[Dataset entries]
┄┄┄┄┄┄┄┄┄┄
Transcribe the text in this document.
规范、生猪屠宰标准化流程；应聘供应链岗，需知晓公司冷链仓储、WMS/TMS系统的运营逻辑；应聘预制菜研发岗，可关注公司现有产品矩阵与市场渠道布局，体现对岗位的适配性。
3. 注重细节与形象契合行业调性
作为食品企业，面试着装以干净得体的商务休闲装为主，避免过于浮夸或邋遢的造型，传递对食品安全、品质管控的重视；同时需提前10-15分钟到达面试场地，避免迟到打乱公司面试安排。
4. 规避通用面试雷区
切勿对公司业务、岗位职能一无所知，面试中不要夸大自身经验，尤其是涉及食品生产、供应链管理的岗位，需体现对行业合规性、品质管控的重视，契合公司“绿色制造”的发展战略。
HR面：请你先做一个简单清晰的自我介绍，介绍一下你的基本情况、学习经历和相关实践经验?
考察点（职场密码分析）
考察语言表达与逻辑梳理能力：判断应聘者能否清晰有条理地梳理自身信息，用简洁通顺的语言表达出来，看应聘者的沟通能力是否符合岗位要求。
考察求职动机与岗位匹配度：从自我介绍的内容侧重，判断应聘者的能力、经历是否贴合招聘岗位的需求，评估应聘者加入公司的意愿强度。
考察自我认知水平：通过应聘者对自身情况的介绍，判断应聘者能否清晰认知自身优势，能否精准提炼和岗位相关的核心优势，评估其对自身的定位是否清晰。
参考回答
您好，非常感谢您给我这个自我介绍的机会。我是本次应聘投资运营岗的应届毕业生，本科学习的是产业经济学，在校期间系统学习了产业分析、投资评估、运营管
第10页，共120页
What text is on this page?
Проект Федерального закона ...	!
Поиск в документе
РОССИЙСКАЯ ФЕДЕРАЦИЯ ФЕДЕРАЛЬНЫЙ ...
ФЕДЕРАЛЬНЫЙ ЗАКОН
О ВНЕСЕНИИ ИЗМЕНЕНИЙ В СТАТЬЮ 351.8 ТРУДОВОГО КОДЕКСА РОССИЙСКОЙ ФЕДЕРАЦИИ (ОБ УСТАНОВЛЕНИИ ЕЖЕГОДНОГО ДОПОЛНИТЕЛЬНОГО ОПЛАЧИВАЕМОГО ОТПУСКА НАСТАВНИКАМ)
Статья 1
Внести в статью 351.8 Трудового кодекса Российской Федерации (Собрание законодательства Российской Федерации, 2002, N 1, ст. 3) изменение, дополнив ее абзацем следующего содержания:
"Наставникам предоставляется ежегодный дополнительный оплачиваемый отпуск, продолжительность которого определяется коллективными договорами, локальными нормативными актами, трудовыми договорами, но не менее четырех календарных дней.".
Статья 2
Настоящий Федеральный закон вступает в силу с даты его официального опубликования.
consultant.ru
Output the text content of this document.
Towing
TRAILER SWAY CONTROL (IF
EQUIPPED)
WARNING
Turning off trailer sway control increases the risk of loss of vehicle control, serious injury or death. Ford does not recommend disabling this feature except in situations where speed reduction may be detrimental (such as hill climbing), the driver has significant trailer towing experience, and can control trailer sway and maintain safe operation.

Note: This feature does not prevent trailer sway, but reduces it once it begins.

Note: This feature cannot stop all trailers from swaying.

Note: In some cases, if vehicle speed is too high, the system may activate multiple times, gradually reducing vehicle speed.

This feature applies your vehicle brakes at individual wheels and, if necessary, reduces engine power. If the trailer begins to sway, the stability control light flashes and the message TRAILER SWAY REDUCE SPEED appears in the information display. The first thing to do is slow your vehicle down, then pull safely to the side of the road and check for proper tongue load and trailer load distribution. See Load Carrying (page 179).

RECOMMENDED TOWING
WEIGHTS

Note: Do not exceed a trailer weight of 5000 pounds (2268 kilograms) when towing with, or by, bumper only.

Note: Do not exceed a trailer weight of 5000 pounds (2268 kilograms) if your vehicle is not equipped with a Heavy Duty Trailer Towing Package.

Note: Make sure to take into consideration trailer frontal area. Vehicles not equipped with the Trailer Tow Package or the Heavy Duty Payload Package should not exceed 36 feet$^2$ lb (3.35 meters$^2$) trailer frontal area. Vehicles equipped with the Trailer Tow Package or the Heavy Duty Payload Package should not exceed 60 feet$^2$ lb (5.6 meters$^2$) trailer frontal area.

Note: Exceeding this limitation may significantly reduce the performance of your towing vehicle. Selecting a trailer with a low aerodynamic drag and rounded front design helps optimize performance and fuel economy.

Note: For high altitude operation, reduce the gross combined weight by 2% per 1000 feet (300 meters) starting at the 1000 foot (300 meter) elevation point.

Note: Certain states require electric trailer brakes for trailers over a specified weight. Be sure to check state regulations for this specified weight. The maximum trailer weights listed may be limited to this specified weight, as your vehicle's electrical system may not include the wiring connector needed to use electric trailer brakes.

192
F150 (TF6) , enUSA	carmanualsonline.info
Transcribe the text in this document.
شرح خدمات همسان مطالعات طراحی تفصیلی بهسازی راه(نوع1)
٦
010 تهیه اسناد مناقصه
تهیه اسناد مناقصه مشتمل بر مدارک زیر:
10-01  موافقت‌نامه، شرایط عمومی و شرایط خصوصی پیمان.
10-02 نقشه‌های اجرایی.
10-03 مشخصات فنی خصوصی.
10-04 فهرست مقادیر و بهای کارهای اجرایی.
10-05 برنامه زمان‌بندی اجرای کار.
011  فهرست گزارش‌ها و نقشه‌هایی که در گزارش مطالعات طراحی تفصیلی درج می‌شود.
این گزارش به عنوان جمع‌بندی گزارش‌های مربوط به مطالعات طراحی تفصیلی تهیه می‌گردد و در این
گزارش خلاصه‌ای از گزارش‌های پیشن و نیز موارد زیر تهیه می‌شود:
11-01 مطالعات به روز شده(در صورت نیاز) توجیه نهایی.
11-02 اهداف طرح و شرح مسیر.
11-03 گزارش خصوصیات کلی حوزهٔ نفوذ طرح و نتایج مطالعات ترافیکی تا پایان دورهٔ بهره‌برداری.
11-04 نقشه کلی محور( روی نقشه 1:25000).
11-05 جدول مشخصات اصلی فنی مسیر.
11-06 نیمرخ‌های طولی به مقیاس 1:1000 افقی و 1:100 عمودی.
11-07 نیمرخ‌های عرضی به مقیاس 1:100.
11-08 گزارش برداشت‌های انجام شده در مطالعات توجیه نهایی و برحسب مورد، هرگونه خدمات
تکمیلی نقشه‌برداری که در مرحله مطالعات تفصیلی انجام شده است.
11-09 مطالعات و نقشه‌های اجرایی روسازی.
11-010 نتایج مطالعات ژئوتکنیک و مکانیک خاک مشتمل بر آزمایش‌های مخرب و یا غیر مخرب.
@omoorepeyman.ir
┄┄┄┄┄┄┄┄┄┄
#### PROBLEM DESCRIPTION:
In this exercise, repeat all entries exactly.

#### RESULT FOR THIS EXERCISE:
Transcribe the text in this document.
规范、生猪屠宰标准化流程；应聘供应链岗，需知晓公司冷链仓储、WMS/TMS系统的运营逻辑；应聘预制菜研发岗，可关注公司现有产品矩阵与市场渠道布局，体现对岗位的适配性。
3. 注重细节与形象契合行业调性
作为食品企业，面试着装以干净得体的商务休闲装为主，避免过于浮夸或邋遢的造型，传递对食品安全、品质管控的重视；同时需提前10-15分钟到达面试场地，避免迟到打乱公司面试安排。
4. 规避通用面试雷区
切勿对公司业务、岗位职能一无所知，面试中不要夸大自身经验，尤其是涉及食品生产、供应链管理的岗位，需体现对行业合规性、品质管控的重视，契合公司“绿色制造”的发展战略。
HR面：请你先做一个简单清晰的自我介绍，介绍一下你的基本情况、学习经历和相关实践经验?
考察点（职场密码分析）
考察语言表达与逻辑梳理能力：判断应聘者能否清晰有条理地梳理自身信息，用简洁通顺的语言表达出来，看应聘者的沟通能力是否符合岗位要求。
考察求职动机与岗位匹配度：从自我介绍的内容侧重，判断应聘者的能力、经历是否贴合招聘岗位的需求，评估应聘者加入公司的意愿强度。
考察自我认知水平：通过应聘者对自身情况的介绍，判断应聘者能否清晰认知自身优势，能否精准提炼和岗位相关的核心优势，评估其对自身的定位是否清晰。
参考回答
您好，非常感谢您给我这个自我介绍的机会。我是本次应聘投资运营岗的应届毕业生，本科学习的是产业经济学，在校期间系统学习了产业分析、投资评估、运营管
第10页，共120页
What text is on this page?
Проект Федерального закона ...	!
Поиск в документе
РОССИЙСКАЯ ФЕДЕРАЦИЯ ФЕДЕРАЛЬНЫЙ ...
ФЕДЕРАЛЬНЫЙ ЗАКОН
О ВНЕСЕНИИ ИЗМЕНЕНИЙ В СТАТЬЮ 351.8 ТРУДОВОГО КОДЕКСА РОССИЙСКОЙ ФЕДЕРАЦИИ (ОБ УСТАНОВЛЕНИИ ЕЖЕГОДНОГО ДОПОЛНИТЕЛЬНОГО ОПЛАЧИВАЕМОГО ОТПУСКА НАСТАВНИКАМ)
Статья 1
Внести в статью 351.8 Трудового кодекса Российской Федерации (Собрание законодательства Российской Федерации, 2002, N 1, ст. 3) изменение, дополнив ее абзацем следующего содержания:
"Наставникам предоставляется ежегодный дополнительный оплачиваемый отпуск, продолжительность которого определяется коллективными договорами, локальными нормативными актами, трудовыми договорами, но не менее четырех календарных дней.".
Статья 2
Настоящий Федеральный закон вступает в силу с даты его официального опубликования.
consultant.ru
Output the text content of this document.
Towing
TRAILER SWAY CONTROL (IF
EQUIPPED)
WARNING
Turning off trailer sway control increases the risk of loss of vehicle control, serious injury or death. Ford does not recommend disabling this feature except in situations where speed reduction may be detrimental (such as hill climbing), the driver has significant trailer towing experience, and can control trailer sway and maintain safe operation.

Note: This feature does not prevent trailer sway, but reduces it once it begins.

Note: This feature cannot stop all trailers from swaying.

Note: In some cases, if vehicle speed is too high, the system may activate multiple times, gradually reducing vehicle speed.

This feature applies your vehicle brakes at individual wheels and, if necessary, reduces engine power. If the trailer begins to sway, the stability control light flashes and the message TRAILER SWAY REDUCE SPEED appears in the information display. The first thing to do is slow your vehicle down, then pull safely to the side of the road and check for proper tongue load and trailer load distribution. See Load Carrying (page 179).

RECOMMENDED TOWING
WEIGHTS

Note: Do not exceed a trailer weight of 5000 pounds (2268 kilograms) when towing with, or by, bumper only.

Note: Do not exceed a trailer weight of 5000 pounds (2268 kilograms) if your vehicle is not equipped with a Heavy Duty Trailer Towing Package.

Note: Make sure to take into consideration trailer frontal area. Vehicles not equipped with the Trailer Tow Package or the Heavy Duty Payload Package should not exceed 36 feet$^2$ lb (3.35 meters$^2$) trailer frontal area. Vehicles equipped with the Trailer Tow Package or the Heavy Duty Payload Package should not exceed 60 feet$^2$ lb (5.6 meters$^2$) trailer frontal area.

Note: Exceeding this limitation may significantly reduce the performance of your towing vehicle. Selecting a trailer with a low aerodynamic drag and rounded front design helps optimize performance and fuel economy.

Note: For high altitude operation, reduce the gross combined weight by 2% per 1000 feet (300 meters) starting at the 1000 foot (300 meter) elevation point.

Note: Certain states require electric trailer brakes for trailers over a specified weight. Be sure to check state regulations for this specified weight. The maximum trailer weights listed may be limited to this specified weight, as your vehicle's electrical system may not include the wiring connector needed to use electric trailer brakes.

192
F150 (TF6) , enUSA	carmanualsonline.info
Transcribe the text in this document.
شرح خدمات همسان مطالعات طراحی تفصیلی بهسازی راه(نوع1)
٦
010 تهیه اسناد مناقصه
تهیه اسناد مناقصه مشتمل بر مدارک زیر:
10-01  موافقت‌نامه، شرایط عمومی و شرایط خصوصی پیمان.
10-02 نقشه‌های اجرایی.
10-03 مشخصات فنی خصوصی.
10-04 فهرست مقادیر و بهای کارهای اجرایی.
10-05 برنامه زمان‌بندی اجرای کار.
011  فهرست گزارش‌ها و نقشه‌هایی که در گزارش مطالعات طراحی تفصیلی درج می‌شود.
این گزارش به عنوان جمع‌بندی گزارش‌های مربوط به مطالعات طراحی تفصیلی تهیه می‌گردد و در این
گزارش خلاصه‌ای از گزارش‌های پیشن و نیز موارد زیر تهیه می‌شود:
11-01 مطالعات به روز شده(در صورت نیاز) توجیه نهایی.
11-02 اهداف طرح و شرح مسیر.
11-03 گزارش خصوصیات کلی حوزهٔ نفوذ طرح و نتایج مطالعات ترافیکی تا پایان دورهٔ بهره‌برداری.
11-04 نقشه کلی محور( روی نقشه 1:25000).
11-05 جدول مشخصات اصلی فنی مسیر.
11-06 نیمرخ‌های طولی به مقیاس 1:1000 افقی و 1:100 عمودی.
11-07 نیمرخ‌های عرضی به مقیاس 1:100.
11-08 گزارش برداشت‌های انجام شده در مطالعات توجیه نهایی و برحسب مورد، هرگونه خدمات
تکمیلی نقشه‌برداری که در مرحله مطالعات تفصیلی انجام شده است.
11-09 مطالعات و نقشه‌های اجرایی روسازی.
11-010 نتایج مطالعات ژئوتکنیک و مکانیک خاک مشتمل بر آزمایش‌های مخرب و یا غیر مخرب.
@omoorepeyman.ir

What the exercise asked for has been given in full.